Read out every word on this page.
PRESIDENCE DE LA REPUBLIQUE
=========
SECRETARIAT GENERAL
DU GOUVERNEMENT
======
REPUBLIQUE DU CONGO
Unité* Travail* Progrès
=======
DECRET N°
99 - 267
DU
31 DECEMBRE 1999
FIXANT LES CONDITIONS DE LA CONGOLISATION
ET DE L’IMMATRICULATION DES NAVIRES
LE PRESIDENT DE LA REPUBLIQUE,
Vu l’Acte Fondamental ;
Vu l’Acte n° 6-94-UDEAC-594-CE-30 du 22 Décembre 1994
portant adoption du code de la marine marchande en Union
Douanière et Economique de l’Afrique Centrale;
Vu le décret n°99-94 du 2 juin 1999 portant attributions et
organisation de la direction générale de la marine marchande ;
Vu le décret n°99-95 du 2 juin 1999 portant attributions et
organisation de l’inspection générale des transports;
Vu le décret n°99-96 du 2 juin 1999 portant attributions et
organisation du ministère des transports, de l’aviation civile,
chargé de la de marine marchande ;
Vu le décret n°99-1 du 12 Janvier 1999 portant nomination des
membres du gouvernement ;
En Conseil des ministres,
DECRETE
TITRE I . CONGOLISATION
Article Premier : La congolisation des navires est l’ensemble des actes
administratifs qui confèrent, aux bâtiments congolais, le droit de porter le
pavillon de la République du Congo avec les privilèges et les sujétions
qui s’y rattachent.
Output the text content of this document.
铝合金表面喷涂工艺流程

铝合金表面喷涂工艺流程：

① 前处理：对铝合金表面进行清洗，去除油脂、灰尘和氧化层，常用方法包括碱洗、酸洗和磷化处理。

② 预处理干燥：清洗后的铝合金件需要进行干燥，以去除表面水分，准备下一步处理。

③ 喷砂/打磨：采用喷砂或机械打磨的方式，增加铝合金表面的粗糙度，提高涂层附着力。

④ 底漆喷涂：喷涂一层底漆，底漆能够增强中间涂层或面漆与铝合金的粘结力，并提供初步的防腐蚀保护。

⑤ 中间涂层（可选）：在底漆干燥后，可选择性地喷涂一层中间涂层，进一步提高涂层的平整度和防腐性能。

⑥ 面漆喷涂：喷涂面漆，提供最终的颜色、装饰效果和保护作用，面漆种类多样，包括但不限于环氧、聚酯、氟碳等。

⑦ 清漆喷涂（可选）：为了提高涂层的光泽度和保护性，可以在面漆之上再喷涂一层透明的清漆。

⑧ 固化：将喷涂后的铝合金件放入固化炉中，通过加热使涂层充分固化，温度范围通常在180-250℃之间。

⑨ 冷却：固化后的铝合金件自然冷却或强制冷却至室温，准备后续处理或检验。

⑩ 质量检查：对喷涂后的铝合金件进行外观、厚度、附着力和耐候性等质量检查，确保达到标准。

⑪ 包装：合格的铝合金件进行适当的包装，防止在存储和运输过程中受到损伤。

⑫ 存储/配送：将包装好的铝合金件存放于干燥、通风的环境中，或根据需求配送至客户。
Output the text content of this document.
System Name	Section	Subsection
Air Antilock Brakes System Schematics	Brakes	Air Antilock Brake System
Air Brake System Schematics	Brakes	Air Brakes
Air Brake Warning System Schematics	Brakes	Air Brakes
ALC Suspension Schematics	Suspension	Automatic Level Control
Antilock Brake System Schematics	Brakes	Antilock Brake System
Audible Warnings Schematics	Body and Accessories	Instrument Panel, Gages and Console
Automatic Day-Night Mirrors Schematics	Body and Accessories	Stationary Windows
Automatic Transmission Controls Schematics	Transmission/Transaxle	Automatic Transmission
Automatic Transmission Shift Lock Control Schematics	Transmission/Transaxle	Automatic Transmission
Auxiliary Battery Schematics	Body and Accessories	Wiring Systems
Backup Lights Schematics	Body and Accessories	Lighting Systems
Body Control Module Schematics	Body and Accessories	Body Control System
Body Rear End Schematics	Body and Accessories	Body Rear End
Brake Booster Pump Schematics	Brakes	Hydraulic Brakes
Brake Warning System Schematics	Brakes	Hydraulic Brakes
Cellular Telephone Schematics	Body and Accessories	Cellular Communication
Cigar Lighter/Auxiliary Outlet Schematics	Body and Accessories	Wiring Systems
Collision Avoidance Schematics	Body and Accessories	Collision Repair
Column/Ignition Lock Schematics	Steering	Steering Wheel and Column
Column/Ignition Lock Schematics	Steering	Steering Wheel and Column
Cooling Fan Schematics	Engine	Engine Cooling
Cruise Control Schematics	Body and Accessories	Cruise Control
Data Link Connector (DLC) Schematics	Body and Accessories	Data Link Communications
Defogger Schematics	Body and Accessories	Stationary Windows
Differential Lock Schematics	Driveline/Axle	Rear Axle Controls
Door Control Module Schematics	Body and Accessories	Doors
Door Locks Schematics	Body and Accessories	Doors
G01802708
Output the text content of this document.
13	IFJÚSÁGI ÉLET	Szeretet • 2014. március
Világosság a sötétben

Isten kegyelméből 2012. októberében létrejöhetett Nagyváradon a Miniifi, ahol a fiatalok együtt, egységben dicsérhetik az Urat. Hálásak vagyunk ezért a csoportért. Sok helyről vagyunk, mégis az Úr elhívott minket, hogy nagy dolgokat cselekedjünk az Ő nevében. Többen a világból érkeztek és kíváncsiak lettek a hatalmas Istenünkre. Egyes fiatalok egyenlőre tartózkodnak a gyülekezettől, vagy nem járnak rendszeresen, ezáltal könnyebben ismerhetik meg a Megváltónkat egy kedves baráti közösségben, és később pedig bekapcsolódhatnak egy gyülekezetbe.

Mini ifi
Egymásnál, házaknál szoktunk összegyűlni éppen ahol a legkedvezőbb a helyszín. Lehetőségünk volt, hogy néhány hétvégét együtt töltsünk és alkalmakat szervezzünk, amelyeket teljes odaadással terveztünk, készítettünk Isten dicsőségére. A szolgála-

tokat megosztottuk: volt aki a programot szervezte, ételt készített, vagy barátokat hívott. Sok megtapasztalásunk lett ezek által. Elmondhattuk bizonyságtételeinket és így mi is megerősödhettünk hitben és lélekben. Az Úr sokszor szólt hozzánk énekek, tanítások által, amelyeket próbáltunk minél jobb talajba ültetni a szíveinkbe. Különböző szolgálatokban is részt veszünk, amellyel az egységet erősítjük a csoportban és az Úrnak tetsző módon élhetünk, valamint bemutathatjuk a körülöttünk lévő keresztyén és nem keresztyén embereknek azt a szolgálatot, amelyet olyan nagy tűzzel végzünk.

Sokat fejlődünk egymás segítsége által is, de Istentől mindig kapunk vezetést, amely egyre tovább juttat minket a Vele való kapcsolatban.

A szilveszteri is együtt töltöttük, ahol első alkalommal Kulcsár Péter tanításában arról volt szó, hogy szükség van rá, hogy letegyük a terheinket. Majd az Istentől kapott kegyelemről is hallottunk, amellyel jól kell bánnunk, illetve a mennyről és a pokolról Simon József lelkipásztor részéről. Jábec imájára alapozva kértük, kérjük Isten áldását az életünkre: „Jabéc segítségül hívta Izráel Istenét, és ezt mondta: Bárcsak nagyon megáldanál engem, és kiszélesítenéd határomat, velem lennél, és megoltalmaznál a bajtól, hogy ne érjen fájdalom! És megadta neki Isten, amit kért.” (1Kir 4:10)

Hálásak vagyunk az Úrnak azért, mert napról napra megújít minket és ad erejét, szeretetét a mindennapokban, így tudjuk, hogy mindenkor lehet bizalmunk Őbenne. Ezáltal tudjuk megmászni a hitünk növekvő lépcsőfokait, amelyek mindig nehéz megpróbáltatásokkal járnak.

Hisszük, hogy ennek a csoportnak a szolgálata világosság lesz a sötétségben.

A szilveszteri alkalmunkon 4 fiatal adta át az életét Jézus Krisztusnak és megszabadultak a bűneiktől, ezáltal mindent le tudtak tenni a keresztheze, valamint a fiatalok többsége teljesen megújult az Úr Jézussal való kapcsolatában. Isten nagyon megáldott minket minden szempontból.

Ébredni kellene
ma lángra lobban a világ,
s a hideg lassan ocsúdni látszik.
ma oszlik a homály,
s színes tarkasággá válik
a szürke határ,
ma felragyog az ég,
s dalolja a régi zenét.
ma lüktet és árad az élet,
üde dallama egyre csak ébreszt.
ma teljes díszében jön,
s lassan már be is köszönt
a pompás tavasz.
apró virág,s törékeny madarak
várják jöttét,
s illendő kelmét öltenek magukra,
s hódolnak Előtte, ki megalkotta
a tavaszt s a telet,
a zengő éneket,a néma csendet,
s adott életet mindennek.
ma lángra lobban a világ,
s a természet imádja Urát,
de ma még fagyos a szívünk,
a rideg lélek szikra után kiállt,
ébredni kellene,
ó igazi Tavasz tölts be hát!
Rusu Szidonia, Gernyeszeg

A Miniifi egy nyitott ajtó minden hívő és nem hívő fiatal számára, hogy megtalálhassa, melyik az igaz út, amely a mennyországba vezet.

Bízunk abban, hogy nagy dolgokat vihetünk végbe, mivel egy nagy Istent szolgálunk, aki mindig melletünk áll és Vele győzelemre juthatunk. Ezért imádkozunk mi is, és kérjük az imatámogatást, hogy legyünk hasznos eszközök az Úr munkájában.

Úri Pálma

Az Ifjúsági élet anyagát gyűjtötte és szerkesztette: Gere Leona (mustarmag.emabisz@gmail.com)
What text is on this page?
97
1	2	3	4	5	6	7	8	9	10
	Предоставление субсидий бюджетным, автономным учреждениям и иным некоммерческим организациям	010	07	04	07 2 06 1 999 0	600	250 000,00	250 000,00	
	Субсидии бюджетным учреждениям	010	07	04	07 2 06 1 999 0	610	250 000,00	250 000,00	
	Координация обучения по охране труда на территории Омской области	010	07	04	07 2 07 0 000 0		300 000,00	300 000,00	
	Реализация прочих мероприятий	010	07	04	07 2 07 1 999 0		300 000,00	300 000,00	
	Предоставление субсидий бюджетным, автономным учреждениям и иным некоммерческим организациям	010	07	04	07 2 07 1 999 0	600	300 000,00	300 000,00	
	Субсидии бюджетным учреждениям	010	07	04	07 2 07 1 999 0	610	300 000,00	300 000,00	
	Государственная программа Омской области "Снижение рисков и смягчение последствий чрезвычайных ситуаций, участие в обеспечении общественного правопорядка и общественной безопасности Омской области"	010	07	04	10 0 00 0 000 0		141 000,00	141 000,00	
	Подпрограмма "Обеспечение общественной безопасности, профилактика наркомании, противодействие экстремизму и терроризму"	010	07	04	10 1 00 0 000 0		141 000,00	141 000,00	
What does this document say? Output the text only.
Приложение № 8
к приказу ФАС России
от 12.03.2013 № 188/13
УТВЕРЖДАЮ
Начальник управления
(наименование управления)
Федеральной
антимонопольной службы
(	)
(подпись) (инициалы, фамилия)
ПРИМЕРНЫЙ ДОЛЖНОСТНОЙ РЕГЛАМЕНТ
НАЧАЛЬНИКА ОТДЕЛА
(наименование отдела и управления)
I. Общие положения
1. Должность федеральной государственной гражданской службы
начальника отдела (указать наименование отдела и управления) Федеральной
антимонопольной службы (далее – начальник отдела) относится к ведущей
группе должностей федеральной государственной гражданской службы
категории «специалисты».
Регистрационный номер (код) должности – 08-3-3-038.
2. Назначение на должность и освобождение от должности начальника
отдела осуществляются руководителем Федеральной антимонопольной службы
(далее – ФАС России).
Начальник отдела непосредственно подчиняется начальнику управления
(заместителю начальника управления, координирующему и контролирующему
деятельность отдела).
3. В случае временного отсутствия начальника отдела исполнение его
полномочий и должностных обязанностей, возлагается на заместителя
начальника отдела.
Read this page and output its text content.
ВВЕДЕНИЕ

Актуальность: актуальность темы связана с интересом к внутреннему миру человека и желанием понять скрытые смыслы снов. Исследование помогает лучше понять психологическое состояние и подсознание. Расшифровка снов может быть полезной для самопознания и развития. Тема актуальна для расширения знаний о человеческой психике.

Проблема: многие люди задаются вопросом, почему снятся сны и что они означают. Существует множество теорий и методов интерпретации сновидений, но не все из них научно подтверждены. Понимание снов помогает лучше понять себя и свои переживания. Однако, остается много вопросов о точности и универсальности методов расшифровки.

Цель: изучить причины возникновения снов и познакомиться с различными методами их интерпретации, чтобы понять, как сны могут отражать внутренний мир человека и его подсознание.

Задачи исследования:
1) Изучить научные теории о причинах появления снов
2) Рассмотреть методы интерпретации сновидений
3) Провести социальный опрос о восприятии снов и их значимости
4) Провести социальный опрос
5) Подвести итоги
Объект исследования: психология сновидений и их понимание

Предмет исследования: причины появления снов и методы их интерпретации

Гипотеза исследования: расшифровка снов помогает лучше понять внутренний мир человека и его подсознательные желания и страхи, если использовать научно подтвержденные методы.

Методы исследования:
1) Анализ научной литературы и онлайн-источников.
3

────

> **WORK REQUIRED**
Filter for "государственной". Return all lines that hold it.

> **THE COMPLETED TASK**
1. Должность федеральной государственной гражданской службы
группе должностей федеральной государственной гражданской службы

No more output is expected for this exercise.